- EXERCISE DATA:
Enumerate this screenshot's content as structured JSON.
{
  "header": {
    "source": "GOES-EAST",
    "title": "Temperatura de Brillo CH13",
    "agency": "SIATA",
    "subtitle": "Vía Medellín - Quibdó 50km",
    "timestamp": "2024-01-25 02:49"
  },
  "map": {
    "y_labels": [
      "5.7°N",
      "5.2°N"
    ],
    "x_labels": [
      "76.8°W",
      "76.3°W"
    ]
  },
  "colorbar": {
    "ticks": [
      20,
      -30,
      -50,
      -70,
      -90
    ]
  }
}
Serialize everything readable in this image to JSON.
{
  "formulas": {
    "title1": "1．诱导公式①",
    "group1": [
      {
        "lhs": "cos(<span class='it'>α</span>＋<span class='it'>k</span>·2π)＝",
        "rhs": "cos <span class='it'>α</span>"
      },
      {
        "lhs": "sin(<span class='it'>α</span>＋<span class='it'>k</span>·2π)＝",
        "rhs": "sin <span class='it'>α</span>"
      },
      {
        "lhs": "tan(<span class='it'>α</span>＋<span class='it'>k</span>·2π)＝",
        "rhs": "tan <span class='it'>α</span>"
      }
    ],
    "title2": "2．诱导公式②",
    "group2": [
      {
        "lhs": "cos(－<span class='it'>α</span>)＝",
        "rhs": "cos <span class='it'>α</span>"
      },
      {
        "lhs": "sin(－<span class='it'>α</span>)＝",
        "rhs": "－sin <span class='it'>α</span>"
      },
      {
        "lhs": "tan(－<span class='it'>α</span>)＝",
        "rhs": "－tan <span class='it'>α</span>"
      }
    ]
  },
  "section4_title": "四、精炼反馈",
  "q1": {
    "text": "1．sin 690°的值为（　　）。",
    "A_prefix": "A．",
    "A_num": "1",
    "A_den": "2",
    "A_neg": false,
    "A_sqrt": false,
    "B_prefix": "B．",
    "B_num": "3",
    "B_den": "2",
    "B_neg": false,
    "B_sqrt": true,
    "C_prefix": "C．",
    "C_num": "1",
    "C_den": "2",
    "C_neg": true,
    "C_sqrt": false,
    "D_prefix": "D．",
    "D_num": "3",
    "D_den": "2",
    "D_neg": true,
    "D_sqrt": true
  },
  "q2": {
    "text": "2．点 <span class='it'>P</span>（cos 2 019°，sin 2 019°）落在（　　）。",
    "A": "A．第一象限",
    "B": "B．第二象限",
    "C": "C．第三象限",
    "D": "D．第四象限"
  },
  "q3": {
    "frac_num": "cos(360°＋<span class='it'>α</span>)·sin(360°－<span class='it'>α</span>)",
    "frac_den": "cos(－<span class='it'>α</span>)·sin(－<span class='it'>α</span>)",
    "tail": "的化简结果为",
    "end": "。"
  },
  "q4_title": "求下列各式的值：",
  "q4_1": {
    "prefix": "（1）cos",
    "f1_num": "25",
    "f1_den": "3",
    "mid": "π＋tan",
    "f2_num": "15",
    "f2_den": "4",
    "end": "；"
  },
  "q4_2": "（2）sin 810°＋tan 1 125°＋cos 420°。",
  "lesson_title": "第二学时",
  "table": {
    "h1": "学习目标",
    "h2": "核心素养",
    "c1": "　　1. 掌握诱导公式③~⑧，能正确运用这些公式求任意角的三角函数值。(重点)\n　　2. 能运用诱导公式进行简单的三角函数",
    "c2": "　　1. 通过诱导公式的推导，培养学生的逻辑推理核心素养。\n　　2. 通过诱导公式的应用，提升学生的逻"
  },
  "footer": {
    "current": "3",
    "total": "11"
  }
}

- WHAT IS BEING ASKED: Show each line in the entries that holds the string "this".

- CORRECT RESPONSE:
Enumerate this screenshot's content as structured JSON.
Serialize everything readable in this image to JSON.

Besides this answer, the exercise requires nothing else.